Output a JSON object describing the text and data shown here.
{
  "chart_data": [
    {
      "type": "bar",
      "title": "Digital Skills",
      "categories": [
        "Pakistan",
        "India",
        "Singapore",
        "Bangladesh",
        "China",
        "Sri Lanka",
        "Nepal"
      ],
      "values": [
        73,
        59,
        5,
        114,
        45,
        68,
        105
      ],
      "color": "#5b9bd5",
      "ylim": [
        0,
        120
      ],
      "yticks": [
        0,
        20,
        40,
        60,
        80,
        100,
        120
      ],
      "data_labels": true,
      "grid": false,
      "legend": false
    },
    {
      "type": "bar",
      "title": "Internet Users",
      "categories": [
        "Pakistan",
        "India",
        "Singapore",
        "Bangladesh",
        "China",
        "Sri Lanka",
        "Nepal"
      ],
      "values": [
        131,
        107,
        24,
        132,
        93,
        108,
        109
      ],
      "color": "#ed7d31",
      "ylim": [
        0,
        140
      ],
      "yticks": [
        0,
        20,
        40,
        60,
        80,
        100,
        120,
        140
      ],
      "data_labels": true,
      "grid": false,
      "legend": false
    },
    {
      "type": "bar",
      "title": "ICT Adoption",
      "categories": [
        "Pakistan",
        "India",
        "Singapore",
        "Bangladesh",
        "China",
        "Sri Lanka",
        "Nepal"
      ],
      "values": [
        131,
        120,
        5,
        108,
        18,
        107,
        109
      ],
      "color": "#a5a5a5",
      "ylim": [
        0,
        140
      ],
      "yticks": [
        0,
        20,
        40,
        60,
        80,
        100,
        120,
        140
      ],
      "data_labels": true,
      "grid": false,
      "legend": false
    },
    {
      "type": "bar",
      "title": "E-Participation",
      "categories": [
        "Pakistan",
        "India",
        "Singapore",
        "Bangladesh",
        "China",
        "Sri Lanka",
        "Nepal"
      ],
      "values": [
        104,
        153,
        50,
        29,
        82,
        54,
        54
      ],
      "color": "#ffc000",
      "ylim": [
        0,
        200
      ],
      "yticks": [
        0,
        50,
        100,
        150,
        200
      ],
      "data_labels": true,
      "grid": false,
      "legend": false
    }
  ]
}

....................

> Work to do
Gather each line in these records that contains the string "color".

> Response to this exercise
      "color": "#5b9bd5",
      "color": "#ed7d31",
      "color": "#a5a5a5",
      "color": "#ffc000",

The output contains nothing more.